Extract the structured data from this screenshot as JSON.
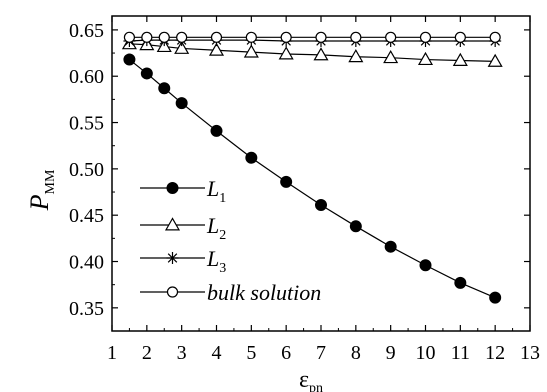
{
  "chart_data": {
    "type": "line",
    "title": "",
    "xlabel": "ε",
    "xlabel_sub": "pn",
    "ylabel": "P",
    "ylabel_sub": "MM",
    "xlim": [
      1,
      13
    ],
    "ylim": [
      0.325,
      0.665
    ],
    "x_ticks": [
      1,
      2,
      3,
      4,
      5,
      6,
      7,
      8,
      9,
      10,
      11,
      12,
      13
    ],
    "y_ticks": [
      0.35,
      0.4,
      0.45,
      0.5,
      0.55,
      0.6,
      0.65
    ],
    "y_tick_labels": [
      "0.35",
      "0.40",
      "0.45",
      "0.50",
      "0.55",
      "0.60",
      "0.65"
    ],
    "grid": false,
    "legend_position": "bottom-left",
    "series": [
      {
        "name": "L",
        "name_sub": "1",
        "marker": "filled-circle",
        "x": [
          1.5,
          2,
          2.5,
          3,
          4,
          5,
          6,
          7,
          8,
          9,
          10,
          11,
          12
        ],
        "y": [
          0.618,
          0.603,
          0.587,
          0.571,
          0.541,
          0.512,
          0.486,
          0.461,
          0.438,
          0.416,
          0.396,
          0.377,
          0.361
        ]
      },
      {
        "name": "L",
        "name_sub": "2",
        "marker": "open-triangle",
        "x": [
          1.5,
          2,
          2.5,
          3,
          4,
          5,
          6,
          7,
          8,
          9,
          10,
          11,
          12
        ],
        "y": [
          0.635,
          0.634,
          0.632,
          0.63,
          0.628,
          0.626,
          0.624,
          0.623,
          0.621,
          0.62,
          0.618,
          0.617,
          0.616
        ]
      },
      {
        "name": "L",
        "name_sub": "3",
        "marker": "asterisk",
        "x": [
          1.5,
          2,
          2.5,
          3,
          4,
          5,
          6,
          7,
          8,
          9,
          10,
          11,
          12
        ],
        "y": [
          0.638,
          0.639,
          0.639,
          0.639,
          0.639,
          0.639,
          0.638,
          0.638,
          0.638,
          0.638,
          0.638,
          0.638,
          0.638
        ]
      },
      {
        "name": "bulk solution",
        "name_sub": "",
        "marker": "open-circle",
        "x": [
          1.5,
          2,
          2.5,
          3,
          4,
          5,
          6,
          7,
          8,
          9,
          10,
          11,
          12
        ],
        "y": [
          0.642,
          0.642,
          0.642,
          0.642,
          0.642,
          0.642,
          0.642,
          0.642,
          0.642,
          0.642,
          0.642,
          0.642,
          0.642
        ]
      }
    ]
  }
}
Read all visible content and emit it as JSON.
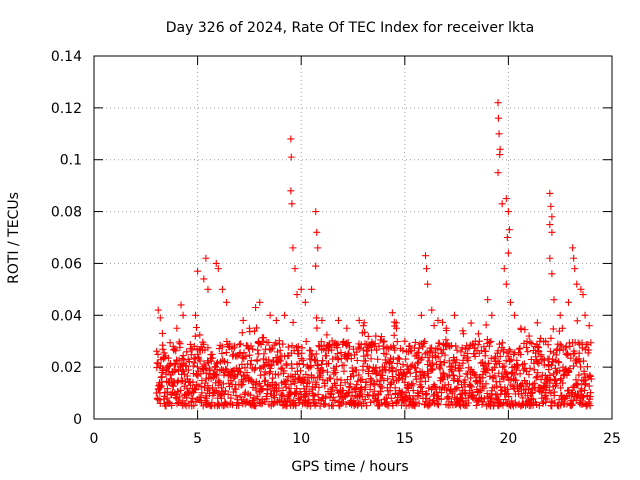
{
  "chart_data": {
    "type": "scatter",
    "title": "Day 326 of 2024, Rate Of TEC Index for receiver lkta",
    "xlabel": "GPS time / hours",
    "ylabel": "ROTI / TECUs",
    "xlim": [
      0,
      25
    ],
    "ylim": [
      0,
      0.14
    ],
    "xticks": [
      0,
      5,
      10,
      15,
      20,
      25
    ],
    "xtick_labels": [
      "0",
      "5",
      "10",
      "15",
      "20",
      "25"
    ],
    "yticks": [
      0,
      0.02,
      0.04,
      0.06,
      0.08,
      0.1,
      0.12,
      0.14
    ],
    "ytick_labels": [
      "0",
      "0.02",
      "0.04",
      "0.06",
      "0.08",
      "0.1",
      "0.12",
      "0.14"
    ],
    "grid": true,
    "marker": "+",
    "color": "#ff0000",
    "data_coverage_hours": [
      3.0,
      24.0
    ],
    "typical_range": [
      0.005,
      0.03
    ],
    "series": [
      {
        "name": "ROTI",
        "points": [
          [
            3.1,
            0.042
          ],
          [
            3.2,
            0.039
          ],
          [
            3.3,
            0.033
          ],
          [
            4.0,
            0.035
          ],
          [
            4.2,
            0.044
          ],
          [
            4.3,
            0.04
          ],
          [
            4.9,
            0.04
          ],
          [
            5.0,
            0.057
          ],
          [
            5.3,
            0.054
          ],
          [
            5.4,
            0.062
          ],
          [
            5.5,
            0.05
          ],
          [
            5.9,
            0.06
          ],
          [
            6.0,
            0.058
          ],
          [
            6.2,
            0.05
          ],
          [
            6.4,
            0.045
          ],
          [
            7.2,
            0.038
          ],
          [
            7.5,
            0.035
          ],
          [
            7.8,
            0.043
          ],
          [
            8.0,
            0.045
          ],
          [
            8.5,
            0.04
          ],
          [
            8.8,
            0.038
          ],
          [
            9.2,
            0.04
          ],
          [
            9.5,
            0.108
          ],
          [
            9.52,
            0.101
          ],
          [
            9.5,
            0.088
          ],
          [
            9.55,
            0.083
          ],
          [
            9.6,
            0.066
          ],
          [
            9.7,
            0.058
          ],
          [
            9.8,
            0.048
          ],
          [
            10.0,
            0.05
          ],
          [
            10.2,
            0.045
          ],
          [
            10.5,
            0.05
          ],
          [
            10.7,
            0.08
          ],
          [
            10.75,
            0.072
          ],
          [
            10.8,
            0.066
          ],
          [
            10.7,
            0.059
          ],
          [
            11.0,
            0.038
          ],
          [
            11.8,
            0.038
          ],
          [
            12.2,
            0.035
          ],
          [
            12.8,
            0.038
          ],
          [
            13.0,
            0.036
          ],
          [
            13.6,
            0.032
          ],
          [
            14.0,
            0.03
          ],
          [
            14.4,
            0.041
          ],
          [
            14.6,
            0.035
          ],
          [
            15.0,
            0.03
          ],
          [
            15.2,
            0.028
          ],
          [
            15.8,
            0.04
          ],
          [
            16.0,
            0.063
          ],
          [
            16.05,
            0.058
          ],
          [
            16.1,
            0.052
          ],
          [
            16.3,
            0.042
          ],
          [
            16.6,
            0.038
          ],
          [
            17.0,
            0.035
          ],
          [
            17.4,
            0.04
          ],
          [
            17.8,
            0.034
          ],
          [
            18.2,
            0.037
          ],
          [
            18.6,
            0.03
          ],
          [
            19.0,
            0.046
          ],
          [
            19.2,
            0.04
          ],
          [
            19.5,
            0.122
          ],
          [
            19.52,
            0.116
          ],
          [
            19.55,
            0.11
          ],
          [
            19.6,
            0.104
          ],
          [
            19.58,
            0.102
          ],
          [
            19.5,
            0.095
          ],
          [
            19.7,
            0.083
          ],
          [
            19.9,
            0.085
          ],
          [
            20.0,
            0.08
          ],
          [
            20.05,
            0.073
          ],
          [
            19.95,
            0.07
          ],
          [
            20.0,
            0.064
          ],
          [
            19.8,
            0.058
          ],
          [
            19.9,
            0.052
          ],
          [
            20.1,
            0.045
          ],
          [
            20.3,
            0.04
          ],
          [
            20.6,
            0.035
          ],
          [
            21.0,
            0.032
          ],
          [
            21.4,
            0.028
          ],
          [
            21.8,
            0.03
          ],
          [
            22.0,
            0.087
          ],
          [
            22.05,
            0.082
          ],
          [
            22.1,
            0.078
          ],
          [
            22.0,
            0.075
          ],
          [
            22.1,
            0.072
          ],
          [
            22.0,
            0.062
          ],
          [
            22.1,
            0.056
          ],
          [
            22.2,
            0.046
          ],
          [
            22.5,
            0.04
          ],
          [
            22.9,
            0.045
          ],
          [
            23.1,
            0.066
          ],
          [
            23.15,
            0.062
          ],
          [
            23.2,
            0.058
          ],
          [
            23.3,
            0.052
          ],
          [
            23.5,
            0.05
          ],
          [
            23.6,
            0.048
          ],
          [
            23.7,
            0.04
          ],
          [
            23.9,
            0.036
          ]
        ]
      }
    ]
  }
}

...

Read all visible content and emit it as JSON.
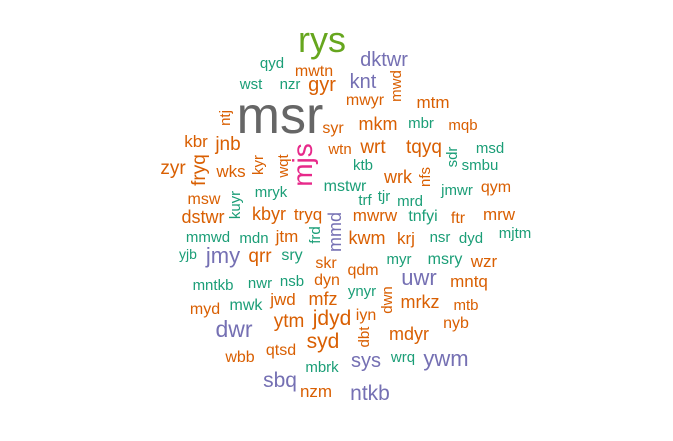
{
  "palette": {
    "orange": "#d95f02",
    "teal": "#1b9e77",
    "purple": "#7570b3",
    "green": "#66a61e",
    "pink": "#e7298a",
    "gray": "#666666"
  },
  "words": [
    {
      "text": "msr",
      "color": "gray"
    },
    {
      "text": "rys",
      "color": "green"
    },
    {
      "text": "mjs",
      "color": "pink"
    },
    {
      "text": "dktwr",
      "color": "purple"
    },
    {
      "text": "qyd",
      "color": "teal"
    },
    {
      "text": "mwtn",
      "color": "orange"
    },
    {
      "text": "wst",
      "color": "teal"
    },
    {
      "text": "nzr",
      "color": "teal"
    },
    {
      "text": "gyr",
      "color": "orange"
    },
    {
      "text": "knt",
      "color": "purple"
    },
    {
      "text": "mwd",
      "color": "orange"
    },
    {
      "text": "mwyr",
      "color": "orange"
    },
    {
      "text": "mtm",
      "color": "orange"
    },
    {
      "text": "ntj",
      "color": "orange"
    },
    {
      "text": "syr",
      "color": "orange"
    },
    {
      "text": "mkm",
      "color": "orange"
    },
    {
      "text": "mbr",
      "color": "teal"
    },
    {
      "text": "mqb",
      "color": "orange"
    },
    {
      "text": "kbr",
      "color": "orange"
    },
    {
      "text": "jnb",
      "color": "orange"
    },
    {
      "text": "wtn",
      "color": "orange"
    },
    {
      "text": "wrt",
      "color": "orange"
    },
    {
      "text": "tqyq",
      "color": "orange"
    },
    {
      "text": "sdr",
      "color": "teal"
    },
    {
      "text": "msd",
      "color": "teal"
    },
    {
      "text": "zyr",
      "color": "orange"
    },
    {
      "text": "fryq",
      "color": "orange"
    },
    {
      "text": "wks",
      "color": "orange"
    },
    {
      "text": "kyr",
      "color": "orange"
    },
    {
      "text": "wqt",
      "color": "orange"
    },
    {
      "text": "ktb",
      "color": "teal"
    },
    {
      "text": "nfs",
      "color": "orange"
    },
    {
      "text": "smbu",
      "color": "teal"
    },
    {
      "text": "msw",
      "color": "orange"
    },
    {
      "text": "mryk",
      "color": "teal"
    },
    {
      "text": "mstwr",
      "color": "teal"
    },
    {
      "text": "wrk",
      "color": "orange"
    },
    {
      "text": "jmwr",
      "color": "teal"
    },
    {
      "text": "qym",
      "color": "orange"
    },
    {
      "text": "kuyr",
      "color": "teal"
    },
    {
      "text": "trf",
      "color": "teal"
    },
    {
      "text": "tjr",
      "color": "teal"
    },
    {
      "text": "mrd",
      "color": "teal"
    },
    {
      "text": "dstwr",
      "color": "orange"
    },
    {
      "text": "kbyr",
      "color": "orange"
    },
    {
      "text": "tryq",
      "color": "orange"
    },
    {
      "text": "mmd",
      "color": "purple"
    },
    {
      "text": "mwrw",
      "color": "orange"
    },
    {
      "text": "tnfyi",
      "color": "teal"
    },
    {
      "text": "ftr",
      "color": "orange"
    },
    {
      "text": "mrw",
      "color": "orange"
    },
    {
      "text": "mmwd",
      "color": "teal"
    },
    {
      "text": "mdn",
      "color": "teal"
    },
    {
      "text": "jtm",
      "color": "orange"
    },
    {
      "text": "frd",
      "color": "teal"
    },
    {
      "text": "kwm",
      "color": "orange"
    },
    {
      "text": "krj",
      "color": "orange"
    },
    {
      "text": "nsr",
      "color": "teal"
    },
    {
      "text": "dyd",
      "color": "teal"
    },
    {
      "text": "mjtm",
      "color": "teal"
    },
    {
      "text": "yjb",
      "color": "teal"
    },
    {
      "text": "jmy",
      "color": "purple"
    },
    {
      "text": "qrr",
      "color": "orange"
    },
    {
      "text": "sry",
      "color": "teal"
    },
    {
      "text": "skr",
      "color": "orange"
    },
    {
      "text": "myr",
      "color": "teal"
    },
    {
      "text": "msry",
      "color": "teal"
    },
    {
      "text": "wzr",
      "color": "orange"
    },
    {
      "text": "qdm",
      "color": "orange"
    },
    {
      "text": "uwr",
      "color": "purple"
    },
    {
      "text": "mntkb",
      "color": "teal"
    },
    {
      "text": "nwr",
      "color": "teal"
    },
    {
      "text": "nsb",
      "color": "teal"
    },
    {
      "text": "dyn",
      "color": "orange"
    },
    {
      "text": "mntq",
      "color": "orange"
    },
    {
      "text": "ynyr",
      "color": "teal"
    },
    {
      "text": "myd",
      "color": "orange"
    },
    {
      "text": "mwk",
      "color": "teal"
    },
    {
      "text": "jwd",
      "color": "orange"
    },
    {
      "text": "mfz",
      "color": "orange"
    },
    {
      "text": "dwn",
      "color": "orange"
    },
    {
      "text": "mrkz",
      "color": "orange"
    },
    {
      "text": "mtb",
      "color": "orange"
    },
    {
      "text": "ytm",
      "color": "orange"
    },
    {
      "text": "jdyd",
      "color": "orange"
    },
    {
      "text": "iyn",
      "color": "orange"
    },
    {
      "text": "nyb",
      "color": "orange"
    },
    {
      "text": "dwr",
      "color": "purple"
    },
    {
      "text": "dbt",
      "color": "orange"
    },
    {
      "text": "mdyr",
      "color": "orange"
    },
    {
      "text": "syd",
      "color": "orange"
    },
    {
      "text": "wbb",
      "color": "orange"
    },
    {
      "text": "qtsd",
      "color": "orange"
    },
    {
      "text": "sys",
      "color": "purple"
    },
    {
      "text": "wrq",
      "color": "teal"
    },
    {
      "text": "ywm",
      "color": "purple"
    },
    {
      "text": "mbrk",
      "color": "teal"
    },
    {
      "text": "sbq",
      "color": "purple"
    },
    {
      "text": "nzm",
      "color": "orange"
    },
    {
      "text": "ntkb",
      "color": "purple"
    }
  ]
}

> _Task goal_:
From the records above, copy every line that holds the word "circle".

> _Solution to this task_:
        "marker": "filled-circle",
        "marker": "open-circle",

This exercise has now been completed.